* **GIVEN REQUEST**
In the records, starting at the first line and ending at the line that contains "nav-tab-packages[interactable]: Packages xyxy=(121,11,209,34)", change "Speaker List" to "Speakers" and give those lines again with nothing else altered.

Start of MATERIAL FOR THE TASK

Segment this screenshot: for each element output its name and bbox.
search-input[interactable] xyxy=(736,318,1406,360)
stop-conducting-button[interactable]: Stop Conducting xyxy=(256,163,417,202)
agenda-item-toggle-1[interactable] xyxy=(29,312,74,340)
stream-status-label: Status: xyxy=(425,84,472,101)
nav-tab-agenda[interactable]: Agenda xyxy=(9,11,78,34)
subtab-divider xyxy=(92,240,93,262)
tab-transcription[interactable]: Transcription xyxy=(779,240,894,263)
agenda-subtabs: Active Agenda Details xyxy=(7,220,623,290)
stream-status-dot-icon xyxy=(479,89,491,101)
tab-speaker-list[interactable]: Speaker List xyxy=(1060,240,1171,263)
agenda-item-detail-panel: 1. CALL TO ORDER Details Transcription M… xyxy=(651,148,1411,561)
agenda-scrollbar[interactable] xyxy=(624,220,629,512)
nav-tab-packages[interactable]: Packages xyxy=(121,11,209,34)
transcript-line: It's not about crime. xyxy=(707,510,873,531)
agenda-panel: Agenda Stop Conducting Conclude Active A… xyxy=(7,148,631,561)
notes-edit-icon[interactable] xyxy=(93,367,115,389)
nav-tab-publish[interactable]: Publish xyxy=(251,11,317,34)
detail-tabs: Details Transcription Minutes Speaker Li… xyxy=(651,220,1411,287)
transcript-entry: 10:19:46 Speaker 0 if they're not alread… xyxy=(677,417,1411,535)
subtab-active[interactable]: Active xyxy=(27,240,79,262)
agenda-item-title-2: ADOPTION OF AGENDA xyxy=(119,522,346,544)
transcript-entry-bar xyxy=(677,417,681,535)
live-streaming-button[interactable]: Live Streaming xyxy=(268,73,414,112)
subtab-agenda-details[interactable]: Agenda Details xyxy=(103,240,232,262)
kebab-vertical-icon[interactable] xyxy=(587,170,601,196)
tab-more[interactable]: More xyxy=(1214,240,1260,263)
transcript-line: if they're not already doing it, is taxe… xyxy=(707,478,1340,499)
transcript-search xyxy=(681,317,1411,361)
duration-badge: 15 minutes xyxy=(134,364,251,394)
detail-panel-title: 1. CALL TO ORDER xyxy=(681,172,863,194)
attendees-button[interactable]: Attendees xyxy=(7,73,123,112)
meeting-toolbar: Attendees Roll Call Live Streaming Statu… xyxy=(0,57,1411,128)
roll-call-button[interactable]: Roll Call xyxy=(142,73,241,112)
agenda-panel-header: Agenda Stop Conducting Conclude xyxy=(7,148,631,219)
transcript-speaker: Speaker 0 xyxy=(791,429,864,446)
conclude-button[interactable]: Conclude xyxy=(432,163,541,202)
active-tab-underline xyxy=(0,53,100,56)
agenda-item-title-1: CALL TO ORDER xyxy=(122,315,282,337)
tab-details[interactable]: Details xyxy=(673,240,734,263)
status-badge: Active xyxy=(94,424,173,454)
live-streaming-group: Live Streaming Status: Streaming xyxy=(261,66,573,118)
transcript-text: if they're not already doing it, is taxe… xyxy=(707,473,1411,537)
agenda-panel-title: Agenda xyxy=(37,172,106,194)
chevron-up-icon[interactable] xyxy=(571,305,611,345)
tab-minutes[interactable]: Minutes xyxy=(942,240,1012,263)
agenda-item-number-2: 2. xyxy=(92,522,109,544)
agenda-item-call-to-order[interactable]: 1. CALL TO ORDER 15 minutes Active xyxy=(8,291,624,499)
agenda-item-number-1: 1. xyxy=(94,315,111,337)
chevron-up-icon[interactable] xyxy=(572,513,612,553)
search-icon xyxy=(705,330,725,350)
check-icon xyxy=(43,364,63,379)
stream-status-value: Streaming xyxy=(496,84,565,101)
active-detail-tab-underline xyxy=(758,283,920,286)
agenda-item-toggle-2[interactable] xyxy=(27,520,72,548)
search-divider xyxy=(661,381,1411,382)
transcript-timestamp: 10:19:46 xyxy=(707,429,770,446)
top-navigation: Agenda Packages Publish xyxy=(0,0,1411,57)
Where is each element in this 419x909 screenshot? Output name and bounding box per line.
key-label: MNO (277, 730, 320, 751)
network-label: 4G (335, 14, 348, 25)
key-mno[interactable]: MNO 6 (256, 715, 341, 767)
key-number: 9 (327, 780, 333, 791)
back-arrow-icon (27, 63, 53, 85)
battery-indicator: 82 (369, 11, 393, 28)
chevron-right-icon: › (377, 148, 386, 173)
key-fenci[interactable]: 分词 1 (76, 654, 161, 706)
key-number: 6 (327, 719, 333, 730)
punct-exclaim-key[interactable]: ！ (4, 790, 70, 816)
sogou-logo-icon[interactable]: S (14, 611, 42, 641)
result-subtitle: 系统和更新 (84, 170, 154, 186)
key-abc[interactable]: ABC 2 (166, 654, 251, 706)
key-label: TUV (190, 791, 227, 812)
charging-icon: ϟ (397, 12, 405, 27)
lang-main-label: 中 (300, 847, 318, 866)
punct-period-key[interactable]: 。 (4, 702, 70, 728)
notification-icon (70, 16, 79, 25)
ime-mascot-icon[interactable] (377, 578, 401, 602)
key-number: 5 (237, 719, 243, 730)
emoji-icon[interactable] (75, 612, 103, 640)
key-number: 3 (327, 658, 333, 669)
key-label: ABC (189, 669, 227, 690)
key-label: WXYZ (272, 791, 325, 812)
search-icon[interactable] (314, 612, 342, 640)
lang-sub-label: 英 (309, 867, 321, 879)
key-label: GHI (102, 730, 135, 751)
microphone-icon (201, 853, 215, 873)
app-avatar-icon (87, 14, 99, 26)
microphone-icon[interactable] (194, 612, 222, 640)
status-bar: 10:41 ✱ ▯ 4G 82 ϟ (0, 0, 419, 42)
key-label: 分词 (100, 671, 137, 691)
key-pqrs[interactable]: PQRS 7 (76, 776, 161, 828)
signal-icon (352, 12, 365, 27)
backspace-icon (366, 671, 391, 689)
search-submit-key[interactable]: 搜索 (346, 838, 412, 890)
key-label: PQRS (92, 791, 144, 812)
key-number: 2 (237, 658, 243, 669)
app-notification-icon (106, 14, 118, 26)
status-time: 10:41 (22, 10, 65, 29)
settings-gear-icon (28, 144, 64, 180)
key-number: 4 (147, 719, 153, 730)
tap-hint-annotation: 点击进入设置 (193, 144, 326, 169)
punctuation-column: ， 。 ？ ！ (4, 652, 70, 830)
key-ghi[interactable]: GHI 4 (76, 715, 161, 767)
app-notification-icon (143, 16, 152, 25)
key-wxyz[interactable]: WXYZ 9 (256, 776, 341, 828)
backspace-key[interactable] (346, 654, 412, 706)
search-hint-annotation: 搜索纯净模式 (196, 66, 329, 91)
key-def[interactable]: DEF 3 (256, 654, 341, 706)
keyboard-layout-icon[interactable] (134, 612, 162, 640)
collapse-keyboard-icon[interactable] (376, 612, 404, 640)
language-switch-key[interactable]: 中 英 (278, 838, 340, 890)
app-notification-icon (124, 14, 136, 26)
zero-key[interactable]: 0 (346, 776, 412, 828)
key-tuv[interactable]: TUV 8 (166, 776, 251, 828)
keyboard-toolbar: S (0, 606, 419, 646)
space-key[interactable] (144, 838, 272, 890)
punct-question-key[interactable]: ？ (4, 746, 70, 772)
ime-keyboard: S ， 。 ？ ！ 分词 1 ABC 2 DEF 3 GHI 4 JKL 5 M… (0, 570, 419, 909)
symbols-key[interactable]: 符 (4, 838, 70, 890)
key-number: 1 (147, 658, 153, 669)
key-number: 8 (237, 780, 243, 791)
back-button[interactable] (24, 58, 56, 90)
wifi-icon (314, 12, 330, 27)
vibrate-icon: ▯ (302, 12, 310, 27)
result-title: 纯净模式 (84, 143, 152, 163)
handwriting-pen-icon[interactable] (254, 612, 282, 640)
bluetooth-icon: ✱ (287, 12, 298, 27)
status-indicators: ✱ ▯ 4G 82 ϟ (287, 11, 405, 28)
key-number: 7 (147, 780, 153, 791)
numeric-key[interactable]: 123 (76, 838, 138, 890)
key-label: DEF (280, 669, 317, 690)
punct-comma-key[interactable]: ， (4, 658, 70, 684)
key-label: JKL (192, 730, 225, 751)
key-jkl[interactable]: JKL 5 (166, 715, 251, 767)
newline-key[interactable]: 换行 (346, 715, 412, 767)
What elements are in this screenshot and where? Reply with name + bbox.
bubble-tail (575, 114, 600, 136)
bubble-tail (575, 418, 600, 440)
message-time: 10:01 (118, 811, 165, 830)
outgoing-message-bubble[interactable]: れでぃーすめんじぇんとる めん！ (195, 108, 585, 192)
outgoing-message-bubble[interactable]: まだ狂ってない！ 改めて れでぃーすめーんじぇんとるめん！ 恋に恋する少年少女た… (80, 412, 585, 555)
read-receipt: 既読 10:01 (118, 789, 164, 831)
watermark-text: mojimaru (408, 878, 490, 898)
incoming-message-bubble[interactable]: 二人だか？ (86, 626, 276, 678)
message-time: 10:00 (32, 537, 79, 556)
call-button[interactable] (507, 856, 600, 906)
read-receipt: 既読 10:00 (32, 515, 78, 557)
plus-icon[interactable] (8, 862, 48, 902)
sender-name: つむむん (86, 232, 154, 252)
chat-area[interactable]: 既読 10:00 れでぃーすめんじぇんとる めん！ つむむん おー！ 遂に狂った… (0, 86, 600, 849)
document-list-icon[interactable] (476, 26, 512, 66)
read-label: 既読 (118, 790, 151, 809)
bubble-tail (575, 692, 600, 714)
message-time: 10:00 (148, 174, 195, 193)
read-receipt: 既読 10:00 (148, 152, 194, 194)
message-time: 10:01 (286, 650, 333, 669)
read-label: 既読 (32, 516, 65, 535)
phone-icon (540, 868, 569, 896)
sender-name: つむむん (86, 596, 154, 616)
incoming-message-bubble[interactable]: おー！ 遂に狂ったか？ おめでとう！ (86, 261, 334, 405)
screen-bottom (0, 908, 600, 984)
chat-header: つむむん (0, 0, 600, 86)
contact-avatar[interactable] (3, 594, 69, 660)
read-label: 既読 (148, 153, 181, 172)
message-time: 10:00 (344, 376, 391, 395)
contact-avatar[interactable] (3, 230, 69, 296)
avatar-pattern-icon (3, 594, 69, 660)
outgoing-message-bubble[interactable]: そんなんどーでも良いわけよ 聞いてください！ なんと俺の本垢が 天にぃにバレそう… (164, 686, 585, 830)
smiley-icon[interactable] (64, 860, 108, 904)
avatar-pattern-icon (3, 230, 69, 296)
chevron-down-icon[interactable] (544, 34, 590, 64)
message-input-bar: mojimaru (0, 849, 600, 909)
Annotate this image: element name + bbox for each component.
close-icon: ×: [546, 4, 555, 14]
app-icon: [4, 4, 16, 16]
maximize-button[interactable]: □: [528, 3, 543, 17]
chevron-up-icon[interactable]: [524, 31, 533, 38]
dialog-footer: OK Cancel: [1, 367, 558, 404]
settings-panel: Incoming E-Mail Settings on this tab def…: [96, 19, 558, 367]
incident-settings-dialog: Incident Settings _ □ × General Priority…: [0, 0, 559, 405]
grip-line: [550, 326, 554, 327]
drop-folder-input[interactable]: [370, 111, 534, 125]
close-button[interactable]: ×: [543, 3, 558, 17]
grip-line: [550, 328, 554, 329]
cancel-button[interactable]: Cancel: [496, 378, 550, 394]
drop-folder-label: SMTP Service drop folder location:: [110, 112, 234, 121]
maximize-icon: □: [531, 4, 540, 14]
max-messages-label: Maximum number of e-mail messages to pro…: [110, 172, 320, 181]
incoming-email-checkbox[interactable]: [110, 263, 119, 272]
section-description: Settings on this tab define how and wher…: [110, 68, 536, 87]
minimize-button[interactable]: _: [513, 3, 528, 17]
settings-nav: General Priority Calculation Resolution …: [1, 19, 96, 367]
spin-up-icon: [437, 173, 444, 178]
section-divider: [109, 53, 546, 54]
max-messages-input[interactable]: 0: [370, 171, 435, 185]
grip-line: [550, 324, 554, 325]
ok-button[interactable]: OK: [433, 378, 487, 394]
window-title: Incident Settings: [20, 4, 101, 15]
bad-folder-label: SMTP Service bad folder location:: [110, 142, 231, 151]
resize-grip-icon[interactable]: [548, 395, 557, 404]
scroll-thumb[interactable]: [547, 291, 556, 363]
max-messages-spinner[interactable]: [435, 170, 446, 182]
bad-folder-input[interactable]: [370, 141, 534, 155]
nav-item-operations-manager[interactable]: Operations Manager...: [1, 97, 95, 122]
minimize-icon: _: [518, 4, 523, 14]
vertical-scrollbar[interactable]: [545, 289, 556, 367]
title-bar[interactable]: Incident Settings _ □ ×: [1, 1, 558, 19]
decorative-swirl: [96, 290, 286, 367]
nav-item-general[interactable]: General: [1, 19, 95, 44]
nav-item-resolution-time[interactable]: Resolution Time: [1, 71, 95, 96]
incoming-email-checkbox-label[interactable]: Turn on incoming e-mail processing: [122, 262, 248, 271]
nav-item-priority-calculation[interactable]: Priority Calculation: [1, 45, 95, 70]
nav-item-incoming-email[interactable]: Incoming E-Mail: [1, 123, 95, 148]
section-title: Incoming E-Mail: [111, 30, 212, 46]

End of MATERIAL FOR THE TASK

* **SOLUTION TO THIS EXERCISE**
Segment this screenshot: for each element output its name and bbox.
search-input[interactable] xyxy=(736,318,1406,360)
stop-conducting-button[interactable]: Stop Conducting xyxy=(256,163,417,202)
agenda-item-toggle-1[interactable] xyxy=(29,312,74,340)
stream-status-label: Status: xyxy=(425,84,472,101)
nav-tab-agenda[interactable]: Agenda xyxy=(9,11,78,34)
subtab-divider xyxy=(92,240,93,262)
tab-transcription[interactable]: Transcription xyxy=(779,240,894,263)
agenda-subtabs: Active Agenda Details xyxy=(7,220,623,290)
stream-status-dot-icon xyxy=(479,89,491,101)
tab-speaker-list[interactable]: Speakers xyxy=(1060,240,1171,263)
agenda-item-detail-panel: 1. CALL TO ORDER Details Transcription M… xyxy=(651,148,1411,561)
agenda-scrollbar[interactable] xyxy=(624,220,629,512)
nav-tab-packages[interactable]: Packages xyxy=(121,11,209,34)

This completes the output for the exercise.